───── Data records

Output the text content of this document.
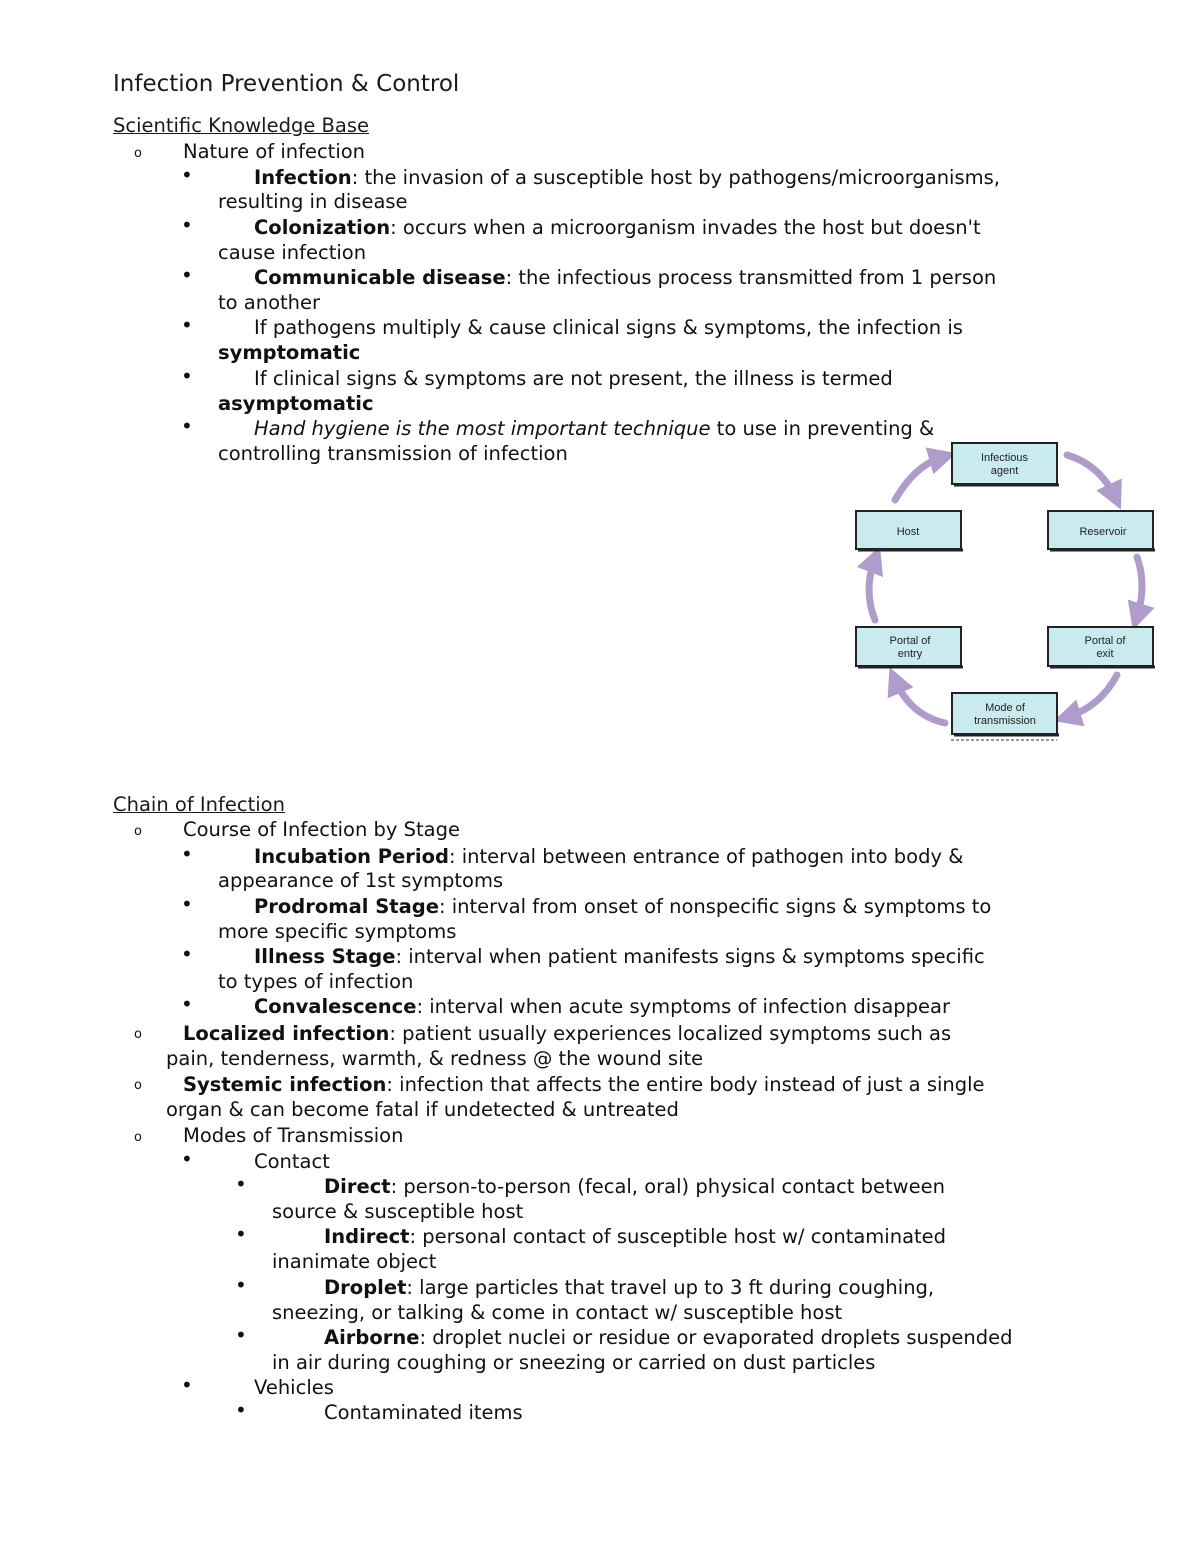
Infection Prevention & Control
Scientific Knowledge Base
o Nature of infection
•	Infection: the invasion of a susceptible host by pathogens/microorganisms,
resulting in disease
•	Colonization: occurs when a microorganism invades the host but doesn't
cause infection
•	Communicable disease: the infectious process transmitted from 1 person
to another
•	If pathogens multiply & cause clinical signs & symptoms, the infection is
symptomatic
•	If clinical signs & symptoms are not present, the illness is termed
asymptomatic
•	Hand hygiene is the most important technique to use in preventing &
controlling transmission of infection	Infectious
agent
Reservoir
Host
Portal of
exit
Portal of
entry
Mode of
transmission
Chain of Infection
o Course of Infection by Stage
•	Incubation Period: interval between entrance of pathogen into body &
appearance of 1st symptoms
•	Prodromal Stage: interval from onset of nonspecific signs & symptoms to
more specific symptoms
•	Illness Stage: interval when patient manifests signs & symptoms specific
to types of infection
•	Convalescence: interval when acute symptoms of infection disappear
o Localized infection: patient usually experiences localized symptoms such as
pain, tenderness, warmth, & redness @ the wound site
o Systemic infection: infection that affects the entire body instead of just a single
organ & can become fatal if undetected & untreated
o Modes of Transmission
•	Contact
•	Direct: person-to-person (fecal, oral) physical contact between
source & susceptible host
•	Indirect: personal contact of susceptible host w/ contaminated
inanimate object
•	Droplet: large particles that travel up to 3 ft during coughing,
sneezing, or talking & come in contact w/ susceptible host
•	Airborne: droplet nuclei or residue or evaporated droplets suspended
in air during coughing or sneezing or carried on dust particles
•	Vehicles
•	Contaminated items
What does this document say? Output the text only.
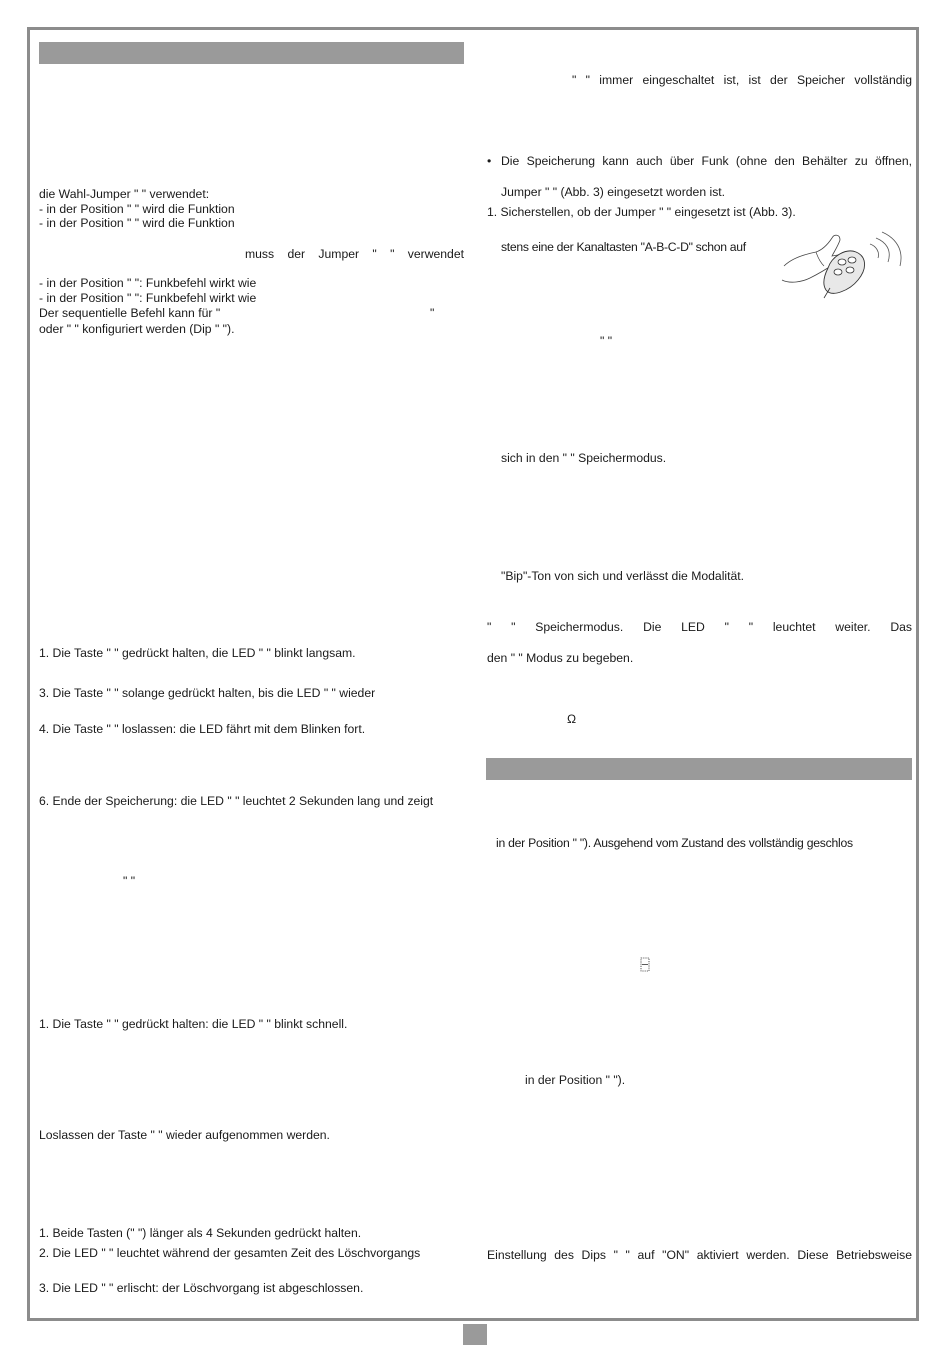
die Wahl-Jumper " " verwendet:
- in der Position " " wird die Funktion
- in der Position " " wird die Funktion
muss der Jumper " " verwendet
- in der Position " ": Funkbefehl wirkt wie
- in der Position " ": Funkbefehl wirkt wie
Der sequentielle Befehl kann für "	"
oder " " konfiguriert werden (Dip " ").
1. Die Taste " " gedrückt halten, die LED " " blinkt langsam.
3. Die Taste " " solange gedrückt halten, bis die LED " " wieder
4. Die Taste " " loslassen: die LED fährt mit dem Blinken fort.
6. Ende der Speicherung: die LED " " leuchtet 2 Sekunden lang und zeigt
" "
1. Die Taste " " gedrückt halten: die LED " " blinkt schnell.
Loslassen der Taste " " wieder aufgenommen werden.
1. Beide Tasten (" ") länger als 4 Sekunden gedrückt halten.
2. Die LED " " leuchtet während der gesamten Zeit des Löschvorgangs
3. Die LED " " erlischt: der Löschvorgang ist abgeschlossen.
" " immer eingeschaltet ist, ist der Speicher vollständig
• Die Speicherung kann auch über Funk (ohne den Behälter zu öffnen,
Jumper " " (Abb. 3) eingesetzt worden ist.
1. Sicherstellen, ob der Jumper " " eingesetzt ist (Abb. 3).
stens eine der Kanaltasten "A-B-C-D" schon auf
" "
sich in den " " Speichermodus.
"Bip"-Ton von sich und verlässt die Modalität.
" " Speichermodus. Die LED " " leuchtet weiter. Das
den " " Modus zu begeben.
Ω
in der Position " "). Ausgehend vom Zustand des vollständig geschlos
in der Position " ").
Einstellung des Dips " " auf "ON" aktiviert werden. Diese Betriebsweise
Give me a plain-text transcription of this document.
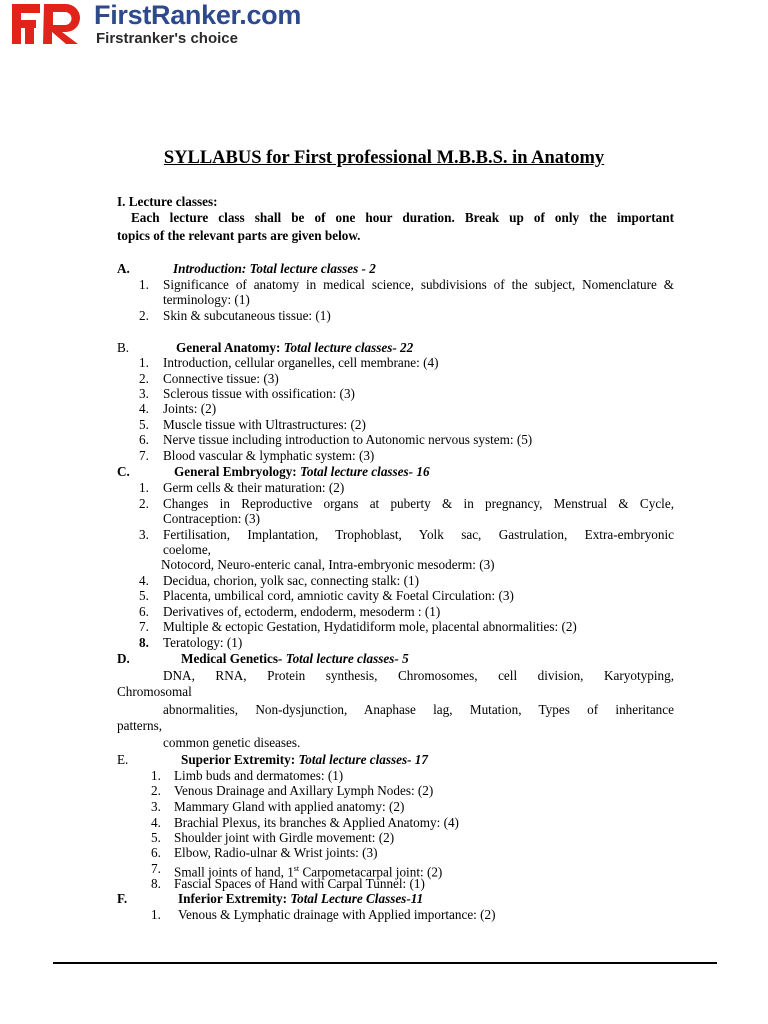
FirstRanker.com
Firstranker's choice
SYLLABUS for First professional M.B.B.S. in Anatomy
I. Lecture classes:
Each lecture class shall be of one hour duration. Break up of only the important
topics of the relevant parts are given below.
A.	Introduction: Total lecture classes - 2
1. Significance of anatomy in medical science, subdivisions of the subject, Nomenclature &
terminology: (1)
2. Skin & subcutaneous tissue: (1)
B.	General Anatomy: Total lecture classes- 22
1. Introduction, cellular organelles, cell membrane: (4)
2. Connective tissue: (3)
3. Sclerous tissue with ossification: (3)
4. Joints: (2)
5. Muscle tissue with Ultrastructures: (2)
6. Nerve tissue including introduction to Autonomic nervous system: (5)
7. Blood vascular & lymphatic system: (3)
C.	General Embryology: Total lecture classes- 16
1. Germ cells & their maturation: (2)
2. Changes in Reproductive organs at puberty & in pregnancy, Menstrual & Cycle,
Contraception: (3)
3. Fertilisation, Implantation, Trophoblast, Yolk sac, Gastrulation, Extra-embryonic
coelome,
Notocord, Neuro-enteric canal, Intra-embryonic mesoderm: (3)
4. Decidua, chorion, yolk sac, connecting stalk: (1)
5. Placenta, umbilical cord, amniotic cavity & Foetal Circulation: (3)
6. Derivatives of, ectoderm, endoderm, mesoderm : (1)
7. Multiple & ectopic Gestation, Hydatidiform mole, placental abnormalities: (2)
8. Teratology: (1)
D.	Medical Genetics- Total lecture classes- 5
DNA, RNA, Protein synthesis, Chromosomes, cell division, Karyotyping,
Chromosomal
abnormalities, Non-dysjunction, Anaphase lag, Mutation, Types of inheritance
patterns,
common genetic diseases.
E.	Superior Extremity: Total lecture classes- 17
1. Limb buds and dermatomes: (1)
2. Venous Drainage and Axillary Lymph Nodes: (2)
3. Mammary Gland with applied anatomy: (2)
4. Brachial Plexus, its branches & Applied Anatomy: (4)
5. Shoulder joint with Girdle movement: (2)
6. Elbow, Radio-ulnar & Wrist joints: (3)
7. Small joints of hand, 1st Carpometacarpal joint: (2)
8. Fascial Spaces of Hand with Carpal Tunnel: (1)
F.	Inferior Extremity: Total Lecture Classes-11
1. Venous & Lymphatic drainage with Applied importance: (2)
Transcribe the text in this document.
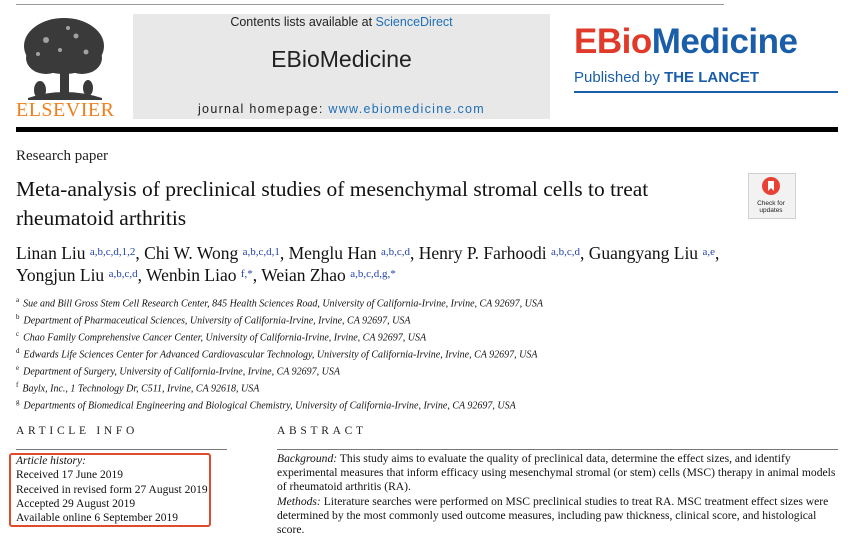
ELSEVIER
Contents lists available at ScienceDirect
EBioMedicine
journal homepage: www.ebiomedicine.com
EBioMedicine
Published by THE LANCET
Research paper
Meta-analysis of preclinical studies of mesenchymal stromal cells to treat rheumatoid arthritis
Check for updates
Linan Liu $^{a,b,c,d,1,2}$, Chi W. Wong $^{a,b,c,d,1}$, Menglu Han $^{a,b,c,d}$, Henry P. Farhoodi $^{a,b,c,d}$, Guangyang Liu $^{a,e}$,
Yongjun Liu $^{a,b,c,d}$, Wenbin Liao $^{f,*}$, Weian Zhao $^{a,b,c,d,g,*}$
$^a$ Sue and Bill Gross Stem Cell Research Center, 845 Health Sciences Road, University of California-Irvine, Irvine, CA 92697, USA
$^b$ Department of Pharmaceutical Sciences, University of California-Irvine, Irvine, CA 92697, USA
$^c$ Chao Family Comprehensive Cancer Center, University of California-Irvine, Irvine, CA 92697, USA
$^d$ Edwards Life Sciences Center for Advanced Cardiovascular Technology, University of California-Irvine, Irvine, CA 92697, USA
$^e$ Department of Surgery, University of California-Irvine, Irvine, CA 92697, USA
$^f$ Baylx, Inc., 1 Technology Dr, C511, Irvine, CA 92618, USA
$^g$ Departments of Biomedical Engineering and Biological Chemistry, University of California-Irvine, Irvine, CA 92697, USA
ARTICLE INFO	ABSTRACT
Article history:
Received 17 June 2019
Received in revised form 27 August 2019
Accepted 29 August 2019
Available online 6 September 2019
Background: This study aims to evaluate the quality of preclinical data, determine the effect sizes, and identify experimental measures that inform efficacy using mesenchymal stromal (or stem) cells (MSC) therapy in animal models of rheumatoid arthritis (RA).
Methods: Literature searches were performed on MSC preclinical studies to treat RA. MSC treatment effect sizes were determined by the most commonly used outcome measures, including paw thickness, clinical score, and histological score.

──────────

Assignment
None of the pictures should be reproduced; all other material above must be set down exactly.

Response area
Output the text content of this document.
Infection Prevention & Control
Scientific Knowledge Base
o Nature of infection
•	Infection: the invasion of a susceptible host by pathogens/microorganisms,
resulting in disease
•	Colonization: occurs when a microorganism invades the host but doesn't
cause infection
•	Communicable disease: the infectious process transmitted from 1 person
to another
•	If pathogens multiply & cause clinical signs & symptoms, the infection is
symptomatic
•	If clinical signs & symptoms are not present, the illness is termed
asymptomatic
•	Hand hygiene is the most important technique to use in preventing &
controlling transmission of infection	Infectious
agent
Reservoir
Host
Portal of
exit
Portal of
entry
Mode of
transmission
Chain of Infection
o Course of Infection by Stage
•	Incubation Period: interval between entrance of pathogen into body &
appearance of 1st symptoms
•	Prodromal Stage: interval from onset of nonspecific signs & symptoms to
more specific symptoms
•	Illness Stage: interval when patient manifests signs & symptoms specific
to types of infection
•	Convalescence: interval when acute symptoms of infection disappear
o Localized infection: patient usually experiences localized symptoms such as
pain, tenderness, warmth, & redness @ the wound site
o Systemic infection: infection that affects the entire body instead of just a single
organ & can become fatal if undetected & untreated
o Modes of Transmission
•	Contact
•	Direct: person-to-person (fecal, oral) physical contact between
source & susceptible host
•	Indirect: personal contact of susceptible host w/ contaminated
inanimate object
•	Droplet: large particles that travel up to 3 ft during coughing,
sneezing, or talking & come in contact w/ susceptible host
•	Airborne: droplet nuclei or residue or evaporated droplets suspended
in air during coughing or sneezing or carried on dust particles
•	Vehicles
•	Contaminated items
What does this document say? Output the text only.
die Wahl-Jumper " " verwendet:
- in der Position " " wird die Funktion
- in der Position " " wird die Funktion
muss der Jumper " " verwendet
- in der Position " ": Funkbefehl wirkt wie
- in der Position " ": Funkbefehl wirkt wie
Der sequentielle Befehl kann für "	"
oder " " konfiguriert werden (Dip " ").
1. Die Taste " " gedrückt halten, die LED " " blinkt langsam.
3. Die Taste " " solange gedrückt halten, bis die LED " " wieder
4. Die Taste " " loslassen: die LED fährt mit dem Blinken fort.
6. Ende der Speicherung: die LED " " leuchtet 2 Sekunden lang und zeigt
" "
1. Die Taste " " gedrückt halten: die LED " " blinkt schnell.
Loslassen der Taste " " wieder aufgenommen werden.
1. Beide Tasten (" ") länger als 4 Sekunden gedrückt halten.
2. Die LED " " leuchtet während der gesamten Zeit des Löschvorgangs
3. Die LED " " erlischt: der Löschvorgang ist abgeschlossen.
" " immer eingeschaltet ist, ist der Speicher vollständig
• Die Speicherung kann auch über Funk (ohne den Behälter zu öffnen,
Jumper " " (Abb. 3) eingesetzt worden ist.
1. Sicherstellen, ob der Jumper " " eingesetzt ist (Abb. 3).
stens eine der Kanaltasten "A-B-C-D" schon auf
" "
sich in den " " Speichermodus.
"Bip"-Ton von sich und verlässt die Modalität.
" " Speichermodus. Die LED " " leuchtet weiter. Das
den " " Modus zu begeben.
Ω
in der Position " "). Ausgehend vom Zustand des vollständig geschlos
in der Position " ").
Einstellung des Dips " " auf "ON" aktiviert werden. Diese Betriebsweise
Give me a plain-text transcription of this document.
FirstRanker.com
Firstranker's choice
SYLLABUS for First professional M.B.B.S. in Anatomy
I. Lecture classes:
Each lecture class shall be of one hour duration. Break up of only the important
topics of the relevant parts are given below.
A.	Introduction: Total lecture classes - 2
1. Significance of anatomy in medical science, subdivisions of the subject, Nomenclature &
terminology: (1)
2. Skin & subcutaneous tissue: (1)
B.	General Anatomy: Total lecture classes- 22
1. Introduction, cellular organelles, cell membrane: (4)
2. Connective tissue: (3)
3. Sclerous tissue with ossification: (3)
4. Joints: (2)
5. Muscle tissue with Ultrastructures: (2)
6. Nerve tissue including introduction to Autonomic nervous system: (5)
7. Blood vascular & lymphatic system: (3)
C.	General Embryology: Total lecture classes- 16
1. Germ cells & their maturation: (2)
2. Changes in Reproductive organs at puberty & in pregnancy, Menstrual & Cycle,
Contraception: (3)
3. Fertilisation, Implantation, Trophoblast, Yolk sac, Gastrulation, Extra-embryonic
coelome,
Notocord, Neuro-enteric canal, Intra-embryonic mesoderm: (3)
4. Decidua, chorion, yolk sac, connecting stalk: (1)
5. Placenta, umbilical cord, amniotic cavity & Foetal Circulation: (3)
6. Derivatives of, ectoderm, endoderm, mesoderm : (1)
7. Multiple & ectopic Gestation, Hydatidiform mole, placental abnormalities: (2)
8. Teratology: (1)
D.	Medical Genetics- Total lecture classes- 5
DNA, RNA, Protein synthesis, Chromosomes, cell division, Karyotyping,
Chromosomal
abnormalities, Non-dysjunction, Anaphase lag, Mutation, Types of inheritance
patterns,
common genetic diseases.
E.	Superior Extremity: Total lecture classes- 17
1. Limb buds and dermatomes: (1)
2. Venous Drainage and Axillary Lymph Nodes: (2)
3. Mammary Gland with applied anatomy: (2)
4. Brachial Plexus, its branches & Applied Anatomy: (4)
5. Shoulder joint with Girdle movement: (2)
6. Elbow, Radio-ulnar & Wrist joints: (3)
7. Small joints of hand, 1st Carpometacarpal joint: (2)
8. Fascial Spaces of Hand with Carpal Tunnel: (1)
F.	Inferior Extremity: Total Lecture Classes-11
1. Venous & Lymphatic drainage with Applied importance: (2)
Transcribe the text in this document.
ELSEVIER
Contents lists available at ScienceDirect
EBioMedicine
journal homepage: www.ebiomedicine.com
EBioMedicine
Published by THE LANCET
Research paper
Meta-analysis of preclinical studies of mesenchymal stromal cells to treat rheumatoid arthritis
Check for updates
Linan Liu $^{a,b,c,d,1,2}$, Chi W. Wong $^{a,b,c,d,1}$, Menglu Han $^{a,b,c,d}$, Henry P. Farhoodi $^{a,b,c,d}$, Guangyang Liu $^{a,e}$,
Yongjun Liu $^{a,b,c,d}$, Wenbin Liao $^{f,*}$, Weian Zhao $^{a,b,c,d,g,*}$
$^a$ Sue and Bill Gross Stem Cell Research Center, 845 Health Sciences Road, University of California-Irvine, Irvine, CA 92697, USA
$^b$ Department of Pharmaceutical Sciences, University of California-Irvine, Irvine, CA 92697, USA
$^c$ Chao Family Comprehensive Cancer Center, University of California-Irvine, Irvine, CA 92697, USA
$^d$ Edwards Life Sciences Center for Advanced Cardiovascular Technology, University of California-Irvine, Irvine, CA 92697, USA
$^e$ Department of Surgery, University of California-Irvine, Irvine, CA 92697, USA
$^f$ Baylx, Inc., 1 Technology Dr, C511, Irvine, CA 92618, USA
$^g$ Departments of Biomedical Engineering and Biological Chemistry, University of California-Irvine, Irvine, CA 92697, USA
ARTICLE INFO	ABSTRACT
Article history:
Received 17 June 2019
Received in revised form 27 August 2019
Accepted 29 August 2019
Available online 6 September 2019
Background: This study aims to evaluate the quality of preclinical data, determine the effect sizes, and identify experimental measures that inform efficacy using mesenchymal stromal (or stem) cells (MSC) therapy in animal models of rheumatoid arthritis (RA).
Methods: Literature searches were performed on MSC preclinical studies to treat RA. MSC treatment effect sizes were determined by the most commonly used outcome measures, including paw thickness, clinical score, and histological score.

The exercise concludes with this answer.